_THE TASK_
Can you copy out the passage on quantum computers below, word for word and in full?
== PASSAGE TO READ
The single arithmetic logic unit (ALUs), where the work takes place, in today’s computers are limited to doing one thing at a time so, the more complex the problem, the longer it takes. A really difficult calculation that requires more power and time than a computer can handle is called an ‘intractable’ problem. This is the kind of challenge quantum computers are expected to solve.
Existing digital computers encode data as bits which can be stored in one of two states: 0 or 1. Quantum computers use quantum bits, known as ‘qubits’, that are both 0 and 1 at the same time – and everything in between. Confused? Don’t worry, many quantum physicists find it troubling, but they accept it all the same. This counter-intuitive fact, together with the ability of qubits to share a quantum information by ‘entanglement’, allows quantum computers to perform many calculations simultaneously.
The core elements necessary for quantum computers include: a source of qubits, a memory for storing the qubits, quantum logic circuits for executing operations on them, and a means to read the computer’s outputs. The major challenge is in maintaining the quality of the inherently very delicate qubits for long enough to perform quantum computations on them. Qubits quickly lose their special quantum properties – within 100 micro seconds for superconducting qubits – due in part to ambient vibrations, temperature fluctuations, and electromagnetic waves. Isolation from this is essential.
====
== DATA FOR ANALYSIS
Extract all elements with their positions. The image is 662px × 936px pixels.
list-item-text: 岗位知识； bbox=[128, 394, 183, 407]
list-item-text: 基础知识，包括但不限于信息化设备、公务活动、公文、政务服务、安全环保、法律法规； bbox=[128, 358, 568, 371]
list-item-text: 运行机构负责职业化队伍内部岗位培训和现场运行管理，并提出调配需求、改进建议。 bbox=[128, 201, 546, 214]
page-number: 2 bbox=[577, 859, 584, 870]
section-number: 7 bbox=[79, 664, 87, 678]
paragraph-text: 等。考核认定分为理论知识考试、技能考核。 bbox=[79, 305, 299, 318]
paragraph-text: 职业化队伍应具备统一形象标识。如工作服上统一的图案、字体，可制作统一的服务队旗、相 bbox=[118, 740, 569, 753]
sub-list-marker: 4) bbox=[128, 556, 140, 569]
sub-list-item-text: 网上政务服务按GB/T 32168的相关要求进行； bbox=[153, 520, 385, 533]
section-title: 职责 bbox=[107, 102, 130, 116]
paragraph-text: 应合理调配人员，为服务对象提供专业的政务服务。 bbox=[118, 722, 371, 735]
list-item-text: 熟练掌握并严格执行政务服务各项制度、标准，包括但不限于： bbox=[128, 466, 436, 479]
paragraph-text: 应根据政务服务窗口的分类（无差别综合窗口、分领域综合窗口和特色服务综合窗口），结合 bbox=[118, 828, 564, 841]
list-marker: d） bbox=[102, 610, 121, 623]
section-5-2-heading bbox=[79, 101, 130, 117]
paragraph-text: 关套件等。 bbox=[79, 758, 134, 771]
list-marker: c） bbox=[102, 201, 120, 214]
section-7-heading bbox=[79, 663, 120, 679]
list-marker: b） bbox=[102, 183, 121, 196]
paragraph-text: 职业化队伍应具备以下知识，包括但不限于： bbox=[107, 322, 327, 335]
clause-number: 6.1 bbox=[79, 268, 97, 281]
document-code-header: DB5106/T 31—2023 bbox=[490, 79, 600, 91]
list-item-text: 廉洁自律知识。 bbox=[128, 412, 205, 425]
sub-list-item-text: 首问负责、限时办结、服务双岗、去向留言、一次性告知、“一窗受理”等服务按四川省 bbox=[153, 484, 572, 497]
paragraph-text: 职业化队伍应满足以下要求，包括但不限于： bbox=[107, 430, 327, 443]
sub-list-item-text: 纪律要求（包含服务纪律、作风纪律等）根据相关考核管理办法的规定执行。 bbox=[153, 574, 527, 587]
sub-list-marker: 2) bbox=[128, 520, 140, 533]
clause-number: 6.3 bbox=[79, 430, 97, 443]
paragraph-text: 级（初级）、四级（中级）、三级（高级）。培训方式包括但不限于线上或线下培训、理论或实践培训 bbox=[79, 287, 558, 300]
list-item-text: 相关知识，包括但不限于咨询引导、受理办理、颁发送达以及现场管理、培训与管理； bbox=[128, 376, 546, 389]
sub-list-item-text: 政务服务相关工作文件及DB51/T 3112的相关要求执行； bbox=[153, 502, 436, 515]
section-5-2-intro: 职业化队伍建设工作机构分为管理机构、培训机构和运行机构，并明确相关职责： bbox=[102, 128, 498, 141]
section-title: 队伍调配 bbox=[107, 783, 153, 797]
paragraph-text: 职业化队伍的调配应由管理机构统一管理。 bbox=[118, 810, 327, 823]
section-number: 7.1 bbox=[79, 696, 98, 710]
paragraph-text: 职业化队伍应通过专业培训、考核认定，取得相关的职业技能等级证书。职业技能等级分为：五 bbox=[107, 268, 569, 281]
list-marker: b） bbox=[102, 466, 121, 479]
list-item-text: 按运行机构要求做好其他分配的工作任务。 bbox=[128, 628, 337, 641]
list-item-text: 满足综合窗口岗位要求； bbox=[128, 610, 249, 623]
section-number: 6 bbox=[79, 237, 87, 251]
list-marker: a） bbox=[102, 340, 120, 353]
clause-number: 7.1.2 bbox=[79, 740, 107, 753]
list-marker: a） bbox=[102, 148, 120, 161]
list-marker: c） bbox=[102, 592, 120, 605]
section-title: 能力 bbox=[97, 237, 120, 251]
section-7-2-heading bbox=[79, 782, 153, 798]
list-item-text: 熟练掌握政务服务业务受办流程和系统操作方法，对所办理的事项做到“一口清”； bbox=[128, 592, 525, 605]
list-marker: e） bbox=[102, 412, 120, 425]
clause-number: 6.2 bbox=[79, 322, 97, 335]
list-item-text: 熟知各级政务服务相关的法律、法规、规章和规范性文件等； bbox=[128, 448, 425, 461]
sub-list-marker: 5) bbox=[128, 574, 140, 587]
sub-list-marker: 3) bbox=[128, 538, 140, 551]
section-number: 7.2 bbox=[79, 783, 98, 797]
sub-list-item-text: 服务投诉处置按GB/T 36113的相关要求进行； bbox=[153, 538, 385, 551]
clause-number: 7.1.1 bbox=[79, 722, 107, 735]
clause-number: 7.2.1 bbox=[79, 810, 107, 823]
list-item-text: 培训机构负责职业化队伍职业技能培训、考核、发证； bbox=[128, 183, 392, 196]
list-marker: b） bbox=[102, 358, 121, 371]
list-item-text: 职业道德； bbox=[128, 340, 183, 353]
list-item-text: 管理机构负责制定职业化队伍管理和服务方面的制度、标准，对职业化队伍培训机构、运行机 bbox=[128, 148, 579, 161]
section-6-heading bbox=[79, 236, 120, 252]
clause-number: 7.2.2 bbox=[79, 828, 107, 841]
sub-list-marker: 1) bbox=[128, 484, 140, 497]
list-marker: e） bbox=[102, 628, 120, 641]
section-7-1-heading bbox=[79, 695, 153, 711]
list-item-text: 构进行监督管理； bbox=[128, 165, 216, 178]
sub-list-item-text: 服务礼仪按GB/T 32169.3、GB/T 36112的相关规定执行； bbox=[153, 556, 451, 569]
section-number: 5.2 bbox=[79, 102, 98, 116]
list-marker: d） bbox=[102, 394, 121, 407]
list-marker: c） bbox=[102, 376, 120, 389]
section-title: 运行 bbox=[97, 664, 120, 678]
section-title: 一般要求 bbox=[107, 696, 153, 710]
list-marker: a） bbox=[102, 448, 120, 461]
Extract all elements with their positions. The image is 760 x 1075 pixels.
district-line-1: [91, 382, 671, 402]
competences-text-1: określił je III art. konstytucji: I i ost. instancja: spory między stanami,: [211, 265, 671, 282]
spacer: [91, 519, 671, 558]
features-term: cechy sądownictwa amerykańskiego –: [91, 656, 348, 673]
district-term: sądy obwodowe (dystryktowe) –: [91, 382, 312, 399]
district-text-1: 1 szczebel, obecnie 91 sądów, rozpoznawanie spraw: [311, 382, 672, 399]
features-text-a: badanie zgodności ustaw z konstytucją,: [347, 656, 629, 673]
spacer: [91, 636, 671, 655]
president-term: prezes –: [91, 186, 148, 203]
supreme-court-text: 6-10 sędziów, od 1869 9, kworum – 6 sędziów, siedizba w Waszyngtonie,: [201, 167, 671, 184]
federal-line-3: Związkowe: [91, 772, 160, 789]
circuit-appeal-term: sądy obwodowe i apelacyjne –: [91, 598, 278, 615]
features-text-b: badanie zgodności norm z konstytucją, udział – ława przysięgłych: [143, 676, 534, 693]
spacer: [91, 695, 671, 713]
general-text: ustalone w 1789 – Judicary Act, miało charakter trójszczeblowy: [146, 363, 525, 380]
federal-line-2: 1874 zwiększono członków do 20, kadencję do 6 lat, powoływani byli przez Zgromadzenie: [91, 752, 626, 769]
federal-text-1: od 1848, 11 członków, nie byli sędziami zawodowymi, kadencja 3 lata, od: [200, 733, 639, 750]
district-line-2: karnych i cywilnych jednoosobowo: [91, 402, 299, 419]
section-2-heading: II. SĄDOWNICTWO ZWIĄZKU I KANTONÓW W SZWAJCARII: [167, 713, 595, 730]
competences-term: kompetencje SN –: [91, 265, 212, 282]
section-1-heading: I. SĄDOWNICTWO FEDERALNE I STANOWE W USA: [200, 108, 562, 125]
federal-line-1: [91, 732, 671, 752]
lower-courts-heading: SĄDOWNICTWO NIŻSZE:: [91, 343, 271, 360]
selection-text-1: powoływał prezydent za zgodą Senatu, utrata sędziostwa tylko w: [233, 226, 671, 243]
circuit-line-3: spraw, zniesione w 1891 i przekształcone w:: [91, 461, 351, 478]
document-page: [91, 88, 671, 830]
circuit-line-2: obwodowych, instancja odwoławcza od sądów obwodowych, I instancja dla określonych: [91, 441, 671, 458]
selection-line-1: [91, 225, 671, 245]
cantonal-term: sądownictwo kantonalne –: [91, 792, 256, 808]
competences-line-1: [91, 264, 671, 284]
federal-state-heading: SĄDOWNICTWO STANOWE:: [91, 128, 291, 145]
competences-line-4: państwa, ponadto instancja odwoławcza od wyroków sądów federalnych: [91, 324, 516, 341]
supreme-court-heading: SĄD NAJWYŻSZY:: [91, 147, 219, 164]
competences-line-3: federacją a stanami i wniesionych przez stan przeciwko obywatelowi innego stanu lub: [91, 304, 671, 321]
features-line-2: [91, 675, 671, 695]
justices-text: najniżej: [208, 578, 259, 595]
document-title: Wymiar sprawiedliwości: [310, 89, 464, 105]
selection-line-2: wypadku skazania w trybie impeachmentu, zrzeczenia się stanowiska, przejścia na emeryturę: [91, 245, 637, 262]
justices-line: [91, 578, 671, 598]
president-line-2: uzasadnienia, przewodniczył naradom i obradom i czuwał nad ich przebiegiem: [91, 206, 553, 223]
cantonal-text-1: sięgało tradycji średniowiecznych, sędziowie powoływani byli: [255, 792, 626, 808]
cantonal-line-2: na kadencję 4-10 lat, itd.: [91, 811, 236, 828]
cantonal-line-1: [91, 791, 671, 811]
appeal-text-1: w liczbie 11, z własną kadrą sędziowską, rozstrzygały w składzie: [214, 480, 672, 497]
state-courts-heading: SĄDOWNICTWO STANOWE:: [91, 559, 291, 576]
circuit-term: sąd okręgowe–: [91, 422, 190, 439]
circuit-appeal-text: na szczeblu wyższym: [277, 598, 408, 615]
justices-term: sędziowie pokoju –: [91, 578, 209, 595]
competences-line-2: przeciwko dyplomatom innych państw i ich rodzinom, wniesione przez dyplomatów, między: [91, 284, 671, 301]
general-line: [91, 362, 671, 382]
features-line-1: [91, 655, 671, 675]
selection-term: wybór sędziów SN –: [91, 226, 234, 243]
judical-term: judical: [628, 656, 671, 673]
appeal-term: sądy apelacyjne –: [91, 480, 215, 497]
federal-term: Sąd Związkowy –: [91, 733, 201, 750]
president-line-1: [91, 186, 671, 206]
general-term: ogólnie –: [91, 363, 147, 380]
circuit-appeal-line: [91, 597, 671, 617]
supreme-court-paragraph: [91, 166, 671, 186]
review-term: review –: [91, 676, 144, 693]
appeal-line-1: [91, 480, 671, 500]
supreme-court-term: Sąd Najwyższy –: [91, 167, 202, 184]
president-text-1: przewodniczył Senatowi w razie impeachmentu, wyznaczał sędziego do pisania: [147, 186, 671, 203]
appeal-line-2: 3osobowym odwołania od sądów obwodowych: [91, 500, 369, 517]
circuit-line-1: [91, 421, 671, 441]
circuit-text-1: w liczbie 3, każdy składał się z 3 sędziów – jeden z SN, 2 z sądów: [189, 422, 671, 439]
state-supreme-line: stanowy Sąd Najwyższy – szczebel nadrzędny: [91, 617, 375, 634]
====
_SOLUTION TO THIS EXERCISE_
The single arithmetic logic unit (ALUs), where the work takes place, in today’s computers are limited to doing one thing at a time so, the more complex the problem, the longer it takes. A really difficult calculation that requires more power and time than a computer can handle is called an ‘intractable’ problem. This is the kind of challenge quantum computers are expected to solve.
Existing digital computers encode data as bits which can be stored in one of two states: 0 or 1. Quantum computers use quantum bits, known as ‘qubits’, that are both 0 and 1 at the same time – and everything in between. Confused? Don’t worry, many quantum physicists find it troubling, but they accept it all the same. This counter-intuitive fact, together with the ability of qubits to share a quantum information by ‘entanglement’, allows quantum computers to perform many calculations simultaneously.
The core elements necessary for quantum computers include: a source of qubits, a memory for storing the qubits, quantum logic circuits for executing operations on them, and a means to read the computer’s outputs. The major challenge is in maintaining the quality of the inherently very delicate qubits for long enough to perform quantum computations on them. Qubits quickly lose their special quantum properties – within 100 micro seconds for superconducting qubits – due in part to ambient vibrations, temperature fluctuations, and electromagnetic waves. Isolation from this is essential.